§ **OBJECTIVE**: Each line that includes the word "name" counts once; give the total and nothing more.
[Begin STORED DATA]
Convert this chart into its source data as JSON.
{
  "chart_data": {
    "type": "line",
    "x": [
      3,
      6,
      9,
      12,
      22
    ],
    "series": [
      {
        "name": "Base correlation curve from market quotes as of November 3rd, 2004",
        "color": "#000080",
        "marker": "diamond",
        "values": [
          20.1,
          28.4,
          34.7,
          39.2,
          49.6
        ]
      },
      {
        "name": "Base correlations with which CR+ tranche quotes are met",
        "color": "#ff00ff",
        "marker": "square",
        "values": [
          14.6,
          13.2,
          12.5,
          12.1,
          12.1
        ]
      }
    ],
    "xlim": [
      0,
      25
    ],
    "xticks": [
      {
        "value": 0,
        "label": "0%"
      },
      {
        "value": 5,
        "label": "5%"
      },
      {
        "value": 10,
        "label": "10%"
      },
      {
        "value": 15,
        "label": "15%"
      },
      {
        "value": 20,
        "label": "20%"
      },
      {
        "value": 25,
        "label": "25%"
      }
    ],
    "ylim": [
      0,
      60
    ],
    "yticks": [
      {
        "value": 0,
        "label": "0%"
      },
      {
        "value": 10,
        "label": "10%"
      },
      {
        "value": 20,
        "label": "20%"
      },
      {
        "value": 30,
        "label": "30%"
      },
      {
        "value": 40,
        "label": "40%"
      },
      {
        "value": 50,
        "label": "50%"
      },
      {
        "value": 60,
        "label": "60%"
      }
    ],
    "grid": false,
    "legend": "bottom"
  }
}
[End STORED DATA]
§ **OUTPUT OF THE EXERCISE**: 2